• [PROVIDED INFORMATION]:
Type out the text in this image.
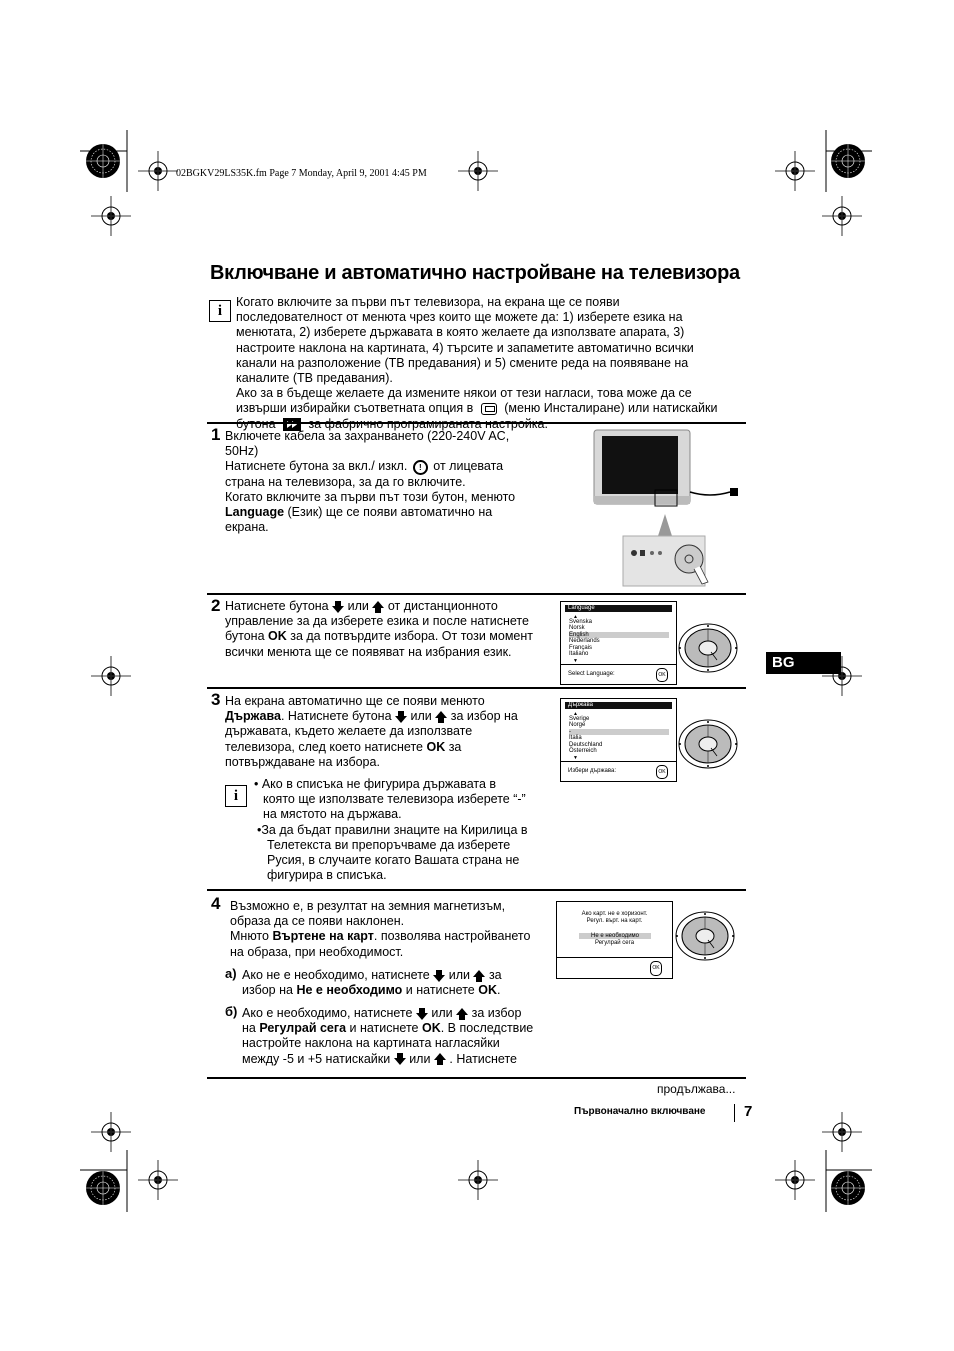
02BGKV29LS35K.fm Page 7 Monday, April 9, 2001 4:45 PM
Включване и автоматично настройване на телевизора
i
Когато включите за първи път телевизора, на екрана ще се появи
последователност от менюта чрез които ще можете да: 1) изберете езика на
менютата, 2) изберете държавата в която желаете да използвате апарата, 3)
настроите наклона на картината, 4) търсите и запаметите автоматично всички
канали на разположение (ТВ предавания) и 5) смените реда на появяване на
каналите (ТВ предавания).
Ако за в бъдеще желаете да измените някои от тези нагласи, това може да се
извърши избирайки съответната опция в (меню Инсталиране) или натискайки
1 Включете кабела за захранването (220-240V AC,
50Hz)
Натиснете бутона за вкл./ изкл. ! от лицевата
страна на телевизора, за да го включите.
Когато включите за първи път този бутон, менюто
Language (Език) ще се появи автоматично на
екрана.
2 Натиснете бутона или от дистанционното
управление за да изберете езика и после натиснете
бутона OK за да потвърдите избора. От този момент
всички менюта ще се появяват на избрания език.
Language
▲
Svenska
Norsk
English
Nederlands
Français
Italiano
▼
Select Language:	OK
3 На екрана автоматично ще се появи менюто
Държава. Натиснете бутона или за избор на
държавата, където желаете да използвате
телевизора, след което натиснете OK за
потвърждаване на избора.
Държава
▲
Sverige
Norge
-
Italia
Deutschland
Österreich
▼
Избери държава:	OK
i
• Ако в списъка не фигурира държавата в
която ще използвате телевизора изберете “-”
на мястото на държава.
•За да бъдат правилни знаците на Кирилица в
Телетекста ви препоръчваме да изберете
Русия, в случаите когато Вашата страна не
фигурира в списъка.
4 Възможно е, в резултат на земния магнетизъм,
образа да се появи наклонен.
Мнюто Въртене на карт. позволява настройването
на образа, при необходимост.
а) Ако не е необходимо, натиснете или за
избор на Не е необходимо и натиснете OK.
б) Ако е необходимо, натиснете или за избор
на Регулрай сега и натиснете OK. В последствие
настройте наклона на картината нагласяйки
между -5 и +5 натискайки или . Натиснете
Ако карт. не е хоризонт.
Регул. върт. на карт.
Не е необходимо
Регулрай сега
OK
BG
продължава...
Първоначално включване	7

---

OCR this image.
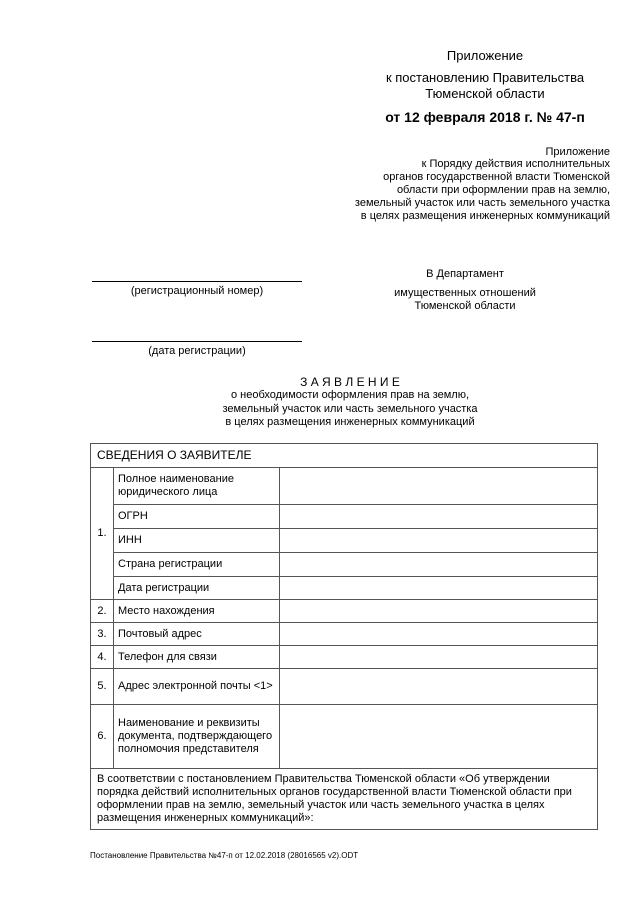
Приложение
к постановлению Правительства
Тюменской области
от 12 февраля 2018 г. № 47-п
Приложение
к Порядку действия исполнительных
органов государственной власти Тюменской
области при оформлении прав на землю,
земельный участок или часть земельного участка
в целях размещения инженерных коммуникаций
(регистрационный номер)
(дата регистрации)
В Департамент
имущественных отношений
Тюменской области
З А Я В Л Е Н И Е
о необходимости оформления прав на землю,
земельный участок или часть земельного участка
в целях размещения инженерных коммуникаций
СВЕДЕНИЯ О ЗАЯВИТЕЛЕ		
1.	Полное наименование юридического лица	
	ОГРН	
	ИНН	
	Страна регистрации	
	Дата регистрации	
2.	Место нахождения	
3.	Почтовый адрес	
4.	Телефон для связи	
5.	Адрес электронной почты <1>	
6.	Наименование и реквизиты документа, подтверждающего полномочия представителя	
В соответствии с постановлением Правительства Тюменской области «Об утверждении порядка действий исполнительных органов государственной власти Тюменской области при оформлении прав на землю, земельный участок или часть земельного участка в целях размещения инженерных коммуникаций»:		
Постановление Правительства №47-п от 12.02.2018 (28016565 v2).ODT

==

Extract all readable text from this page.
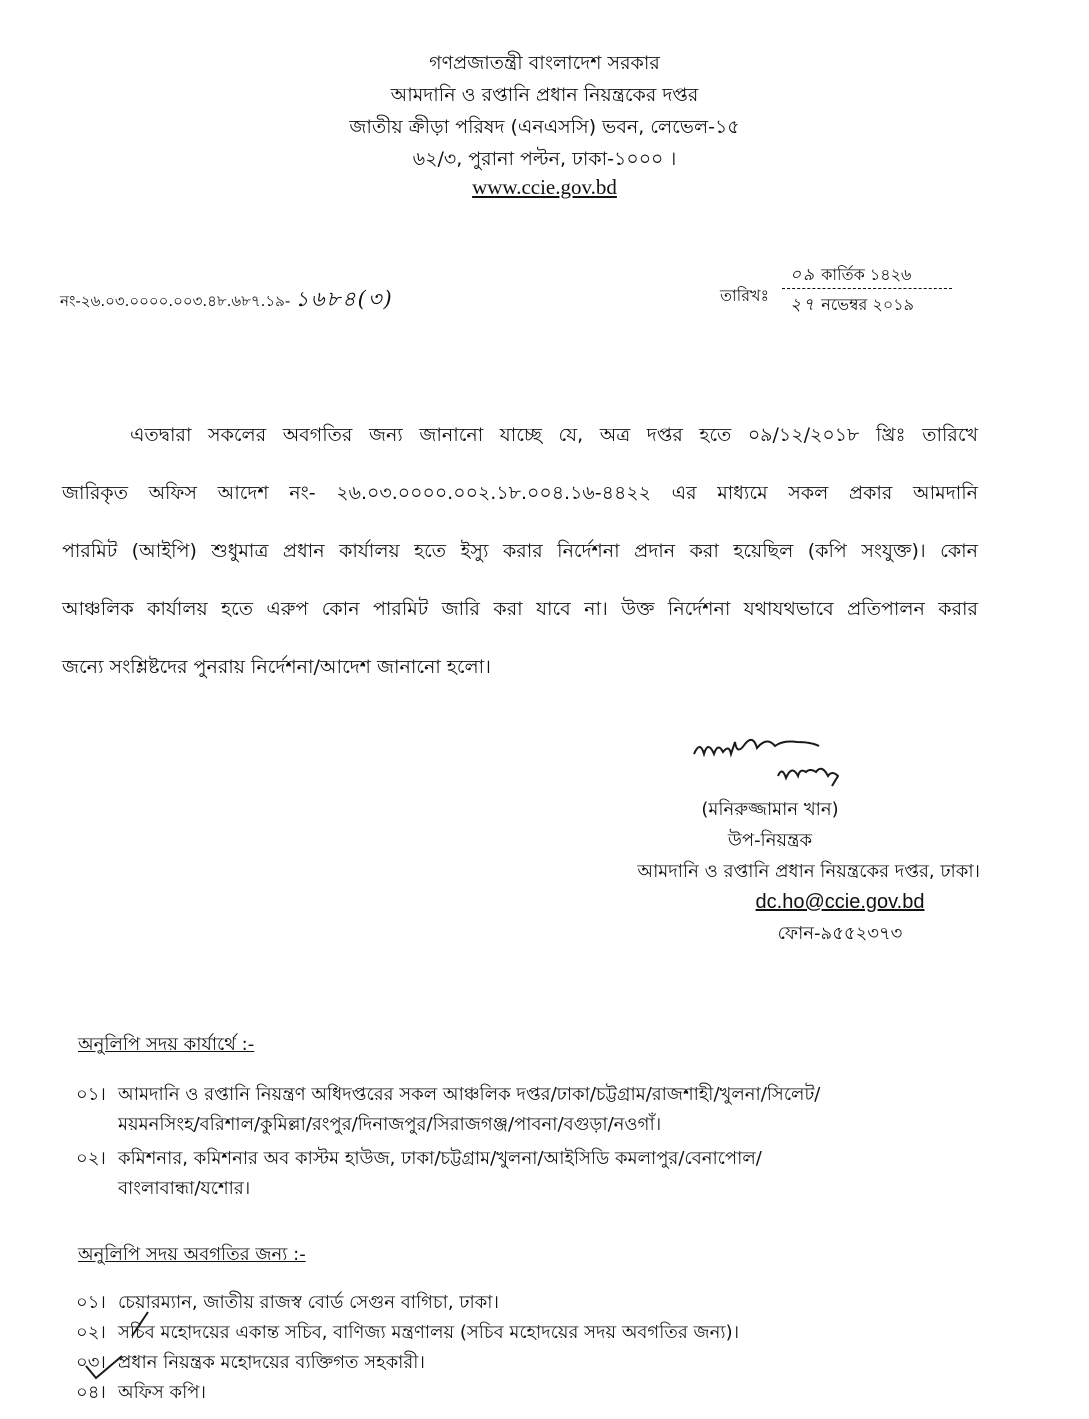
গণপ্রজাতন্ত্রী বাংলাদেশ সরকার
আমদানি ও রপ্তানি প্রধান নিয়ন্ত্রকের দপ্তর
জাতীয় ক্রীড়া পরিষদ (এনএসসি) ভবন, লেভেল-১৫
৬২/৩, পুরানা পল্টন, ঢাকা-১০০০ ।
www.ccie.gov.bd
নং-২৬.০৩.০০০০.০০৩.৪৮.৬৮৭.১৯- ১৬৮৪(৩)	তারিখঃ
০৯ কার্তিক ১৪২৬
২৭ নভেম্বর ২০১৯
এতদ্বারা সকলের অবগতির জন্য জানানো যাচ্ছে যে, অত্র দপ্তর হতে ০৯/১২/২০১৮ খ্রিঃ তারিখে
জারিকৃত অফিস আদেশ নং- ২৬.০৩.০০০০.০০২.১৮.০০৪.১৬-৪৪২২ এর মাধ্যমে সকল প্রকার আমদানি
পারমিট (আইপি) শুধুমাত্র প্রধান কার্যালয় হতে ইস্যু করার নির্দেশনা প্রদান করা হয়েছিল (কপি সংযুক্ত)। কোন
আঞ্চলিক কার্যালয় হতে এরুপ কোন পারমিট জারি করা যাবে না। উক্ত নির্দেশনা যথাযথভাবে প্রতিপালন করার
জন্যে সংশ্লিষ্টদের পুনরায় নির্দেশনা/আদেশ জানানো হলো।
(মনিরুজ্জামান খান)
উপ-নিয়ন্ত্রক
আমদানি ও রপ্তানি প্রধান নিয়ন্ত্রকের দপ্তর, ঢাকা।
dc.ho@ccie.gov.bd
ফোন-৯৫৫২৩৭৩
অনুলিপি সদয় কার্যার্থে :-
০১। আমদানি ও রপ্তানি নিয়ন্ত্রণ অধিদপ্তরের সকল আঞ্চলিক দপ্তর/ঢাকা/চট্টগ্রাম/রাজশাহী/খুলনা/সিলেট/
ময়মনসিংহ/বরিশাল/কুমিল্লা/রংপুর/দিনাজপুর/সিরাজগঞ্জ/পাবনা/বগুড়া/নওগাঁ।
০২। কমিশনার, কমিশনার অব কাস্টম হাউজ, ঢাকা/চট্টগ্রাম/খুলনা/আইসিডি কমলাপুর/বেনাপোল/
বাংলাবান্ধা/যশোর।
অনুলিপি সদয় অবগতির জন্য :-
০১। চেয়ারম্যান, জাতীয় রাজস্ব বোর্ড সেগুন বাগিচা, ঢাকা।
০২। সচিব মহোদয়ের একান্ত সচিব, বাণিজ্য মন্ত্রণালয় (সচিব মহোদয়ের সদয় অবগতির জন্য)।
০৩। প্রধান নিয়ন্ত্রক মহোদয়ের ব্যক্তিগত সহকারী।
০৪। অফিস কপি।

• [GOAL]: Which lines include the word "Тюменской"? Copy every one of them.

• [TASK ANSWER]:
Тюменской области
органов государственной власти Тюменской
Тюменской области
В соответствии с постановлением Правительства Тюменской области «Об утверждении порядка действий исполнительных органов государственной власти Тюменской области при оформлении прав на землю, земельный участок или часть земельного участка в целях размещения инженерных коммуникаций»:		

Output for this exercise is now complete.